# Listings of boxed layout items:
###

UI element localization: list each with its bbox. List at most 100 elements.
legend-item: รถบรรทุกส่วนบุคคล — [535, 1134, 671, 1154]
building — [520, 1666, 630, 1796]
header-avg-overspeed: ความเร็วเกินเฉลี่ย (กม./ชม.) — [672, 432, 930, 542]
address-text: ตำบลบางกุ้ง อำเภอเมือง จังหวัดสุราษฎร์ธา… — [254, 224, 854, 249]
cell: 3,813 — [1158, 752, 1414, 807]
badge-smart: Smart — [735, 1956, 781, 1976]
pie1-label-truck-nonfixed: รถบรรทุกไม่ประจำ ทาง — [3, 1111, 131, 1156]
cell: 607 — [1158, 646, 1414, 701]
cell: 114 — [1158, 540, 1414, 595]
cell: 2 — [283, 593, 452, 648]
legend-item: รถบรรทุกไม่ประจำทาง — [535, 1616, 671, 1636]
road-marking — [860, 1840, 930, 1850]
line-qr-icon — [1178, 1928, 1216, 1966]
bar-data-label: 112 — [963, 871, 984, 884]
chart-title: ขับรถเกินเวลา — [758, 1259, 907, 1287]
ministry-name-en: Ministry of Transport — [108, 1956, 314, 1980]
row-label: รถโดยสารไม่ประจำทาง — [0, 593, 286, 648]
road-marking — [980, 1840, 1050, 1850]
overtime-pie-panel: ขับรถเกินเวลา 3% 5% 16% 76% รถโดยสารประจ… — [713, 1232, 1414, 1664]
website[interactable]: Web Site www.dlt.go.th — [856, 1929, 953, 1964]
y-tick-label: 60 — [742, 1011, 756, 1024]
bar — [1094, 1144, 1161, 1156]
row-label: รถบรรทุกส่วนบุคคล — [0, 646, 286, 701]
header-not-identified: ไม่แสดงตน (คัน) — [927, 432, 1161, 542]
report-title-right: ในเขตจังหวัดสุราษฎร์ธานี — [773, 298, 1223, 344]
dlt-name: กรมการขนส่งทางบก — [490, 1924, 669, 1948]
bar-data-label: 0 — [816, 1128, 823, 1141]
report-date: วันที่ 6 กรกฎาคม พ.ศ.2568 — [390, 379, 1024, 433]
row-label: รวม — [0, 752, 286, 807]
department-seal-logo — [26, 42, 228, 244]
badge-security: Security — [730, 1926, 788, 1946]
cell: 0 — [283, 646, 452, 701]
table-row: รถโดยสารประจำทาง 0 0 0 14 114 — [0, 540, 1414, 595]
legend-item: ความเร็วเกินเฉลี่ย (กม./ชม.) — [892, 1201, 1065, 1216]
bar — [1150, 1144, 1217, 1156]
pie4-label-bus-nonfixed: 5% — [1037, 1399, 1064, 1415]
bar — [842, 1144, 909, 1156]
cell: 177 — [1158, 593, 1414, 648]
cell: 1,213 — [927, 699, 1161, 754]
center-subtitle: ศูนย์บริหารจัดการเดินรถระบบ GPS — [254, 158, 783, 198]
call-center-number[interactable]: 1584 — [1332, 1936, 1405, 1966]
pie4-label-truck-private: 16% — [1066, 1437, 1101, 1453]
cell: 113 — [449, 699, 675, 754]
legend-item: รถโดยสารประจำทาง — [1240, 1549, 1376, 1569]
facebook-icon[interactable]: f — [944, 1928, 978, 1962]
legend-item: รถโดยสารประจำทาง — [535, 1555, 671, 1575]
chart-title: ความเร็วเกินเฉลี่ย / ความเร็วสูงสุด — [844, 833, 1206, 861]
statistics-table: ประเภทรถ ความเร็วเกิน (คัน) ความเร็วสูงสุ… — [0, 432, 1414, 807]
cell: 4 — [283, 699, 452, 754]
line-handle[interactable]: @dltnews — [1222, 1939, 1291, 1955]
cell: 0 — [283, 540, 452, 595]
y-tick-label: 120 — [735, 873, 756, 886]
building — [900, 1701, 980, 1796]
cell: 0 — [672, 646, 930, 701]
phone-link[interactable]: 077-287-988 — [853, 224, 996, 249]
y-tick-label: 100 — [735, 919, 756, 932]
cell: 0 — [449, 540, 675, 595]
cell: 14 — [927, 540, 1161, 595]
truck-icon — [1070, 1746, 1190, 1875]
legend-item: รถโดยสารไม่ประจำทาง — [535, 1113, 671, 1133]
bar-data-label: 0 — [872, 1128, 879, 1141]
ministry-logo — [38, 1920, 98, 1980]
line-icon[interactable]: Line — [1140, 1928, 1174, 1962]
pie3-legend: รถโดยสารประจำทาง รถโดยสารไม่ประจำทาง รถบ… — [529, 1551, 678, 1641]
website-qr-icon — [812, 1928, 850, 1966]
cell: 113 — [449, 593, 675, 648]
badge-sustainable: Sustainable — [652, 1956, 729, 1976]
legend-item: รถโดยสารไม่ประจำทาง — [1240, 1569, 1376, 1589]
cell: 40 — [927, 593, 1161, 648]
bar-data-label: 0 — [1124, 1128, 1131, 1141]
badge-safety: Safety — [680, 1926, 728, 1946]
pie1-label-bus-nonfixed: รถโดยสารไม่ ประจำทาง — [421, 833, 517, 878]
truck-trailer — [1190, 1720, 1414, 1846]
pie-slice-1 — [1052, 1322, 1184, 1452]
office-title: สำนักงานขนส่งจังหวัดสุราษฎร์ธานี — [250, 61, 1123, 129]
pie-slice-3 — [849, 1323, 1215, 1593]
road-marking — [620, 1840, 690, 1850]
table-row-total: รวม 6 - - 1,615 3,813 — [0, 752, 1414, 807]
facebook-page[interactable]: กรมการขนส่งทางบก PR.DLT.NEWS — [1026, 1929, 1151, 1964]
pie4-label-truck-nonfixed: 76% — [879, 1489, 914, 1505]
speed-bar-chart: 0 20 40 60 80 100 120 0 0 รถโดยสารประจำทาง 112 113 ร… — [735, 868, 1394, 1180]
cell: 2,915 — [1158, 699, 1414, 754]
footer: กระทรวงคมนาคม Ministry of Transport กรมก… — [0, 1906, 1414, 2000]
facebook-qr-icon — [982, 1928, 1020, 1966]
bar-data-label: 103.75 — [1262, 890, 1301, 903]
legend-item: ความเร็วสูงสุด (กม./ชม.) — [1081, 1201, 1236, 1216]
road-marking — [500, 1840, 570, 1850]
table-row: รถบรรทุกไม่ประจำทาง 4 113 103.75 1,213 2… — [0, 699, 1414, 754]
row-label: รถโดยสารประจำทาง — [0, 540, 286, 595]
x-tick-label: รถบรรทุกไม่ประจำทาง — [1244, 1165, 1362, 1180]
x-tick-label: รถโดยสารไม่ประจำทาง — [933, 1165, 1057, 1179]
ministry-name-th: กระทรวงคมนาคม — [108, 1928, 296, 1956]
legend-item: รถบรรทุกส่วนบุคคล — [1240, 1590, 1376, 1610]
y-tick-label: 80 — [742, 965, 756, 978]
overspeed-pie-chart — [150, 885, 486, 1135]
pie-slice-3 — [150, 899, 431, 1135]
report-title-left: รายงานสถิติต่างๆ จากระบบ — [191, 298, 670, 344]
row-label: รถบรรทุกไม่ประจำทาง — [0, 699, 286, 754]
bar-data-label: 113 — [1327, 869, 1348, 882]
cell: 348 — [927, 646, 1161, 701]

###

# WHAT IS ASKED:
Please substitute "row-header" for every "row-label" in all the items above, and write the items out again with everything else unchanged.

# RESULT:
UI element localization: list each with its bbox. List at most 100 elements.
legend-item: รถบรรทุกส่วนบุคคล — [535, 1134, 671, 1154]
building — [520, 1666, 630, 1796]
header-avg-overspeed: ความเร็วเกินเฉลี่ย (กม./ชม.) — [672, 432, 930, 542]
address-text: ตำบลบางกุ้ง อำเภอเมือง จังหวัดสุราษฎร์ธา… — [254, 224, 854, 249]
cell: 3,813 — [1158, 752, 1414, 807]
badge-smart: Smart — [735, 1956, 781, 1976]
pie1-label-truck-nonfixed: รถบรรทุกไม่ประจำ ทาง — [3, 1111, 131, 1156]
cell: 607 — [1158, 646, 1414, 701]
cell: 114 — [1158, 540, 1414, 595]
cell: 2 — [283, 593, 452, 648]
legend-item: รถบรรทุกไม่ประจำทาง — [535, 1616, 671, 1636]
road-marking — [860, 1840, 930, 1850]
line-qr-icon — [1178, 1928, 1216, 1966]
bar-data-label: 112 — [963, 871, 984, 884]
chart-title: ขับรถเกินเวลา — [758, 1259, 907, 1287]
ministry-name-en: Ministry of Transport — [108, 1956, 314, 1980]
row-header: รถโดยสารไม่ประจำทาง — [0, 593, 286, 648]
road-marking — [980, 1840, 1050, 1850]
overtime-pie-panel: ขับรถเกินเวลา 3% 5% 16% 76% รถโดยสารประจ… — [713, 1232, 1414, 1664]
website[interactable]: Web Site www.dlt.go.th — [856, 1929, 953, 1964]
y-tick-label: 60 — [742, 1011, 756, 1024]
bar — [1094, 1144, 1161, 1156]
row-header: รถบรรทุกส่วนบุคคล — [0, 646, 286, 701]
header-not-identified: ไม่แสดงตน (คัน) — [927, 432, 1161, 542]
report-title-right: ในเขตจังหวัดสุราษฎร์ธานี — [773, 298, 1223, 344]
dlt-name: กรมการขนส่งทางบก — [490, 1924, 669, 1948]
bar-data-label: 0 — [816, 1128, 823, 1141]
report-date: วันที่ 6 กรกฎาคม พ.ศ.2568 — [390, 379, 1024, 433]
row-header: รวม — [0, 752, 286, 807]
department-seal-logo — [26, 42, 228, 244]
badge-security: Security — [730, 1926, 788, 1946]
cell: 0 — [283, 646, 452, 701]
table-row: รถโดยสารประจำทาง 0 0 0 14 114 — [0, 540, 1414, 595]
legend-item: ความเร็วเกินเฉลี่ย (กม./ชม.) — [892, 1201, 1065, 1216]
bar — [1150, 1144, 1217, 1156]
pie4-label-bus-nonfixed: 5% — [1037, 1399, 1064, 1415]
bar — [842, 1144, 909, 1156]
cell: 177 — [1158, 593, 1414, 648]
cell: 1,213 — [927, 699, 1161, 754]
center-subtitle: ศูนย์บริหารจัดการเดินรถระบบ GPS — [254, 158, 783, 198]
call-center-number[interactable]: 1584 — [1332, 1936, 1405, 1966]
pie4-label-truck-private: 16% — [1066, 1437, 1101, 1453]
cell: 113 — [449, 699, 675, 754]
legend-item: รถโดยสารประจำทาง — [1240, 1549, 1376, 1569]
facebook-icon[interactable]: f — [944, 1928, 978, 1962]
legend-item: รถโดยสารประจำทาง — [535, 1555, 671, 1575]
chart-title: ความเร็วเกินเฉลี่ย / ความเร็วสูงสุด — [844, 833, 1206, 861]
statistics-table: ประเภทรถ ความเร็วเกิน (คัน) ความเร็วสูงสุ… — [0, 432, 1414, 807]
cell: 4 — [283, 699, 452, 754]
line-handle[interactable]: @dltnews — [1222, 1939, 1291, 1955]
cell: 0 — [283, 540, 452, 595]
y-tick-label: 120 — [735, 873, 756, 886]
building — [900, 1701, 980, 1796]
cell: 0 — [672, 646, 930, 701]
phone-link[interactable]: 077-287-988 — [853, 224, 996, 249]
y-tick-label: 100 — [735, 919, 756, 932]
cell: 0 — [449, 540, 675, 595]
cell: 14 — [927, 540, 1161, 595]
truck-icon — [1070, 1746, 1190, 1875]
legend-item: รถโดยสารไม่ประจำทาง — [535, 1113, 671, 1133]
bar-data-label: 0 — [872, 1128, 879, 1141]
ministry-logo — [38, 1920, 98, 1980]
line-icon[interactable]: Line — [1140, 1928, 1174, 1962]
pie3-legend: รถโดยสารประจำทาง รถโดยสารไม่ประจำทาง รถบ… — [529, 1551, 678, 1641]
website-qr-icon — [812, 1928, 850, 1966]
cell: 113 — [449, 593, 675, 648]
badge-sustainable: Sustainable — [652, 1956, 729, 1976]
legend-item: รถโดยสารไม่ประจำทาง — [1240, 1569, 1376, 1589]
cell: 40 — [927, 593, 1161, 648]
bar-data-label: 0 — [1124, 1128, 1131, 1141]
badge-safety: Safety — [680, 1926, 728, 1946]
pie1-label-bus-nonfixed: รถโดยสารไม่ ประจำทาง — [421, 833, 517, 878]
truck-trailer — [1190, 1720, 1414, 1846]
pie-slice-1 — [1052, 1322, 1184, 1452]
office-title: สำนักงานขนส่งจังหวัดสุราษฎร์ธานี — [250, 61, 1123, 129]
pie-slice-3 — [849, 1323, 1215, 1593]
road-marking — [620, 1840, 690, 1850]
table-row-total: รวม 6 - - 1,615 3,813 — [0, 752, 1414, 807]
facebook-page[interactable]: กรมการขนส่งทางบก PR.DLT.NEWS — [1026, 1929, 1151, 1964]
pie4-label-truck-nonfixed: 76% — [879, 1489, 914, 1505]
speed-bar-chart: 0 20 40 60 80 100 120 0 0 รถโดยสารประจำทาง 112 113 ร… — [735, 868, 1394, 1180]
cell: 2,915 — [1158, 699, 1414, 754]
footer: กระทรวงคมนาคม Ministry of Transport กรมก… — [0, 1906, 1414, 2000]
facebook-qr-icon — [982, 1928, 1020, 1966]
bar-data-label: 103.75 — [1262, 890, 1301, 903]
legend-item: ความเร็วสูงสุด (กม./ชม.) — [1081, 1201, 1236, 1216]
road-marking — [500, 1840, 570, 1850]
table-row: รถบรรทุกไม่ประจำทาง 4 113 103.75 1,213 2… — [0, 699, 1414, 754]
row-header: รถโดยสารประจำทาง — [0, 540, 286, 595]
x-tick-label: รถบรรทุกไม่ประจำทาง — [1244, 1165, 1362, 1180]
x-tick-label: รถโดยสารไม่ประจำทาง — [933, 1165, 1057, 1179]
ministry-name-th: กระทรวงคมนาคม — [108, 1928, 296, 1956]
legend-item: รถบรรทุกส่วนบุคคล — [1240, 1590, 1376, 1610]
y-tick-label: 80 — [742, 965, 756, 978]
overspeed-pie-chart — [150, 885, 486, 1135]
pie-slice-3 — [150, 899, 431, 1135]
report-title-left: รายงานสถิติต่างๆ จากระบบ — [191, 298, 670, 344]
row-header: รถบรรทุกไม่ประจำทาง — [0, 699, 286, 754]
bar-data-label: 113 — [1327, 869, 1348, 882]
cell: 348 — [927, 646, 1161, 701]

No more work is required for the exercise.